(Source data)
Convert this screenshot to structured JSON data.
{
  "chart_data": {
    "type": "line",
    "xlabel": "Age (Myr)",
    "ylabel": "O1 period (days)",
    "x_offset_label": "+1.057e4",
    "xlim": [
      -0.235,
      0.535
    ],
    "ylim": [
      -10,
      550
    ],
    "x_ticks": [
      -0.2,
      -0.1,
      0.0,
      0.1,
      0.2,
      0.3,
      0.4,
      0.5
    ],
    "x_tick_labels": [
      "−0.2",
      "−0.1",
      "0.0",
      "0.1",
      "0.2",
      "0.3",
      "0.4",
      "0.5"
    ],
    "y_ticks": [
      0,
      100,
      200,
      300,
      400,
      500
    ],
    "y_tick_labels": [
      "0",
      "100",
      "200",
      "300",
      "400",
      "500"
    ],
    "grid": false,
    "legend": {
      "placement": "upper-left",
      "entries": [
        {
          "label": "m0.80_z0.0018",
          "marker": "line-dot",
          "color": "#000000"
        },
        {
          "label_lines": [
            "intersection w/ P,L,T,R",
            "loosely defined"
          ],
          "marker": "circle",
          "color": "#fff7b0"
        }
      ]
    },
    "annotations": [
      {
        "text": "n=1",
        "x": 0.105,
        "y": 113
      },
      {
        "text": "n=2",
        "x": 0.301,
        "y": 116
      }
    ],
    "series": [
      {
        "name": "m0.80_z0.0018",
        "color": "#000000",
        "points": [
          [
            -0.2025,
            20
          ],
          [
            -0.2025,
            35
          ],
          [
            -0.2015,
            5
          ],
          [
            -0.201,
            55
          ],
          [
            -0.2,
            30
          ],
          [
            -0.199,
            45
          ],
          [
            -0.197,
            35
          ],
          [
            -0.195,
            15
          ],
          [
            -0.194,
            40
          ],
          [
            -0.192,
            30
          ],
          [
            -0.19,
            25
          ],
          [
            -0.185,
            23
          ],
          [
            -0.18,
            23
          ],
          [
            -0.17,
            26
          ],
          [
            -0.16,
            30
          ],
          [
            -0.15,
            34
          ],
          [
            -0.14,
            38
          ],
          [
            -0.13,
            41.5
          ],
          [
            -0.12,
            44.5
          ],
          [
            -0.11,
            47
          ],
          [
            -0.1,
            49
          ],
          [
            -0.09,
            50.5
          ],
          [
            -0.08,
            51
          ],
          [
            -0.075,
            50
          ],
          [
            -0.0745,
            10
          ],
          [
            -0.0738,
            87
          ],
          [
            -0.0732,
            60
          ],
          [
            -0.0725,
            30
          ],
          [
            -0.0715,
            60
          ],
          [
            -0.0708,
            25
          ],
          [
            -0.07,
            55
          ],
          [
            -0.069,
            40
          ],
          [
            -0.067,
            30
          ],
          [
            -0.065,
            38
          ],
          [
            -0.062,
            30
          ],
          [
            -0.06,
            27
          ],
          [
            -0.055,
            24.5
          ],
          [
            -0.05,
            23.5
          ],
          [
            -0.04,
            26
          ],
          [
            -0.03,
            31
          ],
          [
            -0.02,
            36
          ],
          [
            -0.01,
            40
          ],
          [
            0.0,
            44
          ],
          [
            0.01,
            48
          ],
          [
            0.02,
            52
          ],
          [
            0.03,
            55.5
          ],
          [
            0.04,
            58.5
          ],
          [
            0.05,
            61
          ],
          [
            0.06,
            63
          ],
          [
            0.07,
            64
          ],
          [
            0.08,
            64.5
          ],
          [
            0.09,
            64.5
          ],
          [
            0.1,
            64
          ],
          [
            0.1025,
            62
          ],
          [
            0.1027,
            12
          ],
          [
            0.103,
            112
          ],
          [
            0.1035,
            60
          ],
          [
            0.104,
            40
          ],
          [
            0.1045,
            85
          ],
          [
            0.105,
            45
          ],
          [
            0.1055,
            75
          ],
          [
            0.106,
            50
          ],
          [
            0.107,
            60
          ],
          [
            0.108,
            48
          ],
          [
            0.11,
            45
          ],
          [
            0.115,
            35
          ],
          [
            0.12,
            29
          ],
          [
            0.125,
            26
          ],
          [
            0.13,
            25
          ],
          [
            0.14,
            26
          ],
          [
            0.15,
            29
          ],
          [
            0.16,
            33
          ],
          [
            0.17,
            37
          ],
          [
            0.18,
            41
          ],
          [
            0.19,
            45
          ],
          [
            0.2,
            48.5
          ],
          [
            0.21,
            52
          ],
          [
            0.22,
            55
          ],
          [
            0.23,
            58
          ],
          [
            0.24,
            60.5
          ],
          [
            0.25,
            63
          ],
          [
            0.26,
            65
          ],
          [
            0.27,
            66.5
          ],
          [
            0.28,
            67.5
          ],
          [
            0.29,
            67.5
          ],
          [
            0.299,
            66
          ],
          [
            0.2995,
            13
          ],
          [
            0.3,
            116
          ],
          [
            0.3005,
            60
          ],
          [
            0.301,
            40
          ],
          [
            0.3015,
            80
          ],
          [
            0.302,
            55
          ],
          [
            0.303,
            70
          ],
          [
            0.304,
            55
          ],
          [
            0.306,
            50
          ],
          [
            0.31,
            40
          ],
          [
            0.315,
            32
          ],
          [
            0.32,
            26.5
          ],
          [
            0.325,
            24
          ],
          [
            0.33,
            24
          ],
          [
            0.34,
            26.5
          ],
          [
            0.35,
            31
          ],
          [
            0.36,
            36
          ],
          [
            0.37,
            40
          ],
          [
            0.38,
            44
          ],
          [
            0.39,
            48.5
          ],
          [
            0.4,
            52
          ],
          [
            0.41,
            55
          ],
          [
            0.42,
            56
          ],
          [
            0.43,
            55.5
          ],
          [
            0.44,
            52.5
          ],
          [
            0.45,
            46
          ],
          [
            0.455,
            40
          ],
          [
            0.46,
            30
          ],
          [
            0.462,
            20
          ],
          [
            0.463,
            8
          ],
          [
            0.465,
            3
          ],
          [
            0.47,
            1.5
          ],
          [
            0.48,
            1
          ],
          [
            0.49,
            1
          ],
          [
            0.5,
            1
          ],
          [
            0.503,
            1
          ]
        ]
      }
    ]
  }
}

REQUEST
Find the word "color" in the records and pull out each line that has it.

RESPONSE TO THE EXERCISE
          "color": "#000000"
          "color": "#fff7b0"
        "color": "#000000",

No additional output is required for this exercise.